INSTRUCTION
Pull every line with the word "ketebalan" out of the entries below.
== TASK DATA ==
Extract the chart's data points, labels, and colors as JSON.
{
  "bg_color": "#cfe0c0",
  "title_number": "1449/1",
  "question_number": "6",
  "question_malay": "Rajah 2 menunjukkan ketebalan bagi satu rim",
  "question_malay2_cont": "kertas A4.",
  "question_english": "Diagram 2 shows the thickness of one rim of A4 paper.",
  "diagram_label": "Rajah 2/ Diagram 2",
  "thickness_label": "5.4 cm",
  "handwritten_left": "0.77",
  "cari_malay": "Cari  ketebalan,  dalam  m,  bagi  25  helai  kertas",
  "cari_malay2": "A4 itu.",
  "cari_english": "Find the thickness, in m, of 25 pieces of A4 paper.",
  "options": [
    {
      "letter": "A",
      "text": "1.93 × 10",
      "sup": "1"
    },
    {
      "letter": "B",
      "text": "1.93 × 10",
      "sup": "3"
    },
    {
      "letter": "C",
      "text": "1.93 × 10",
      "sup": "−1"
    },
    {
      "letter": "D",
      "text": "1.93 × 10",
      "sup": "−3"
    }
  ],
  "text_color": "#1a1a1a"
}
===
ANSWER FOR THIS EXERCISE
  "question_malay": "Rajah 2 menunjukkan ketebalan bagi satu rim",
  "cari_malay": "Cari  ketebalan,  dalam  m,  bagi  25  helai  kertas",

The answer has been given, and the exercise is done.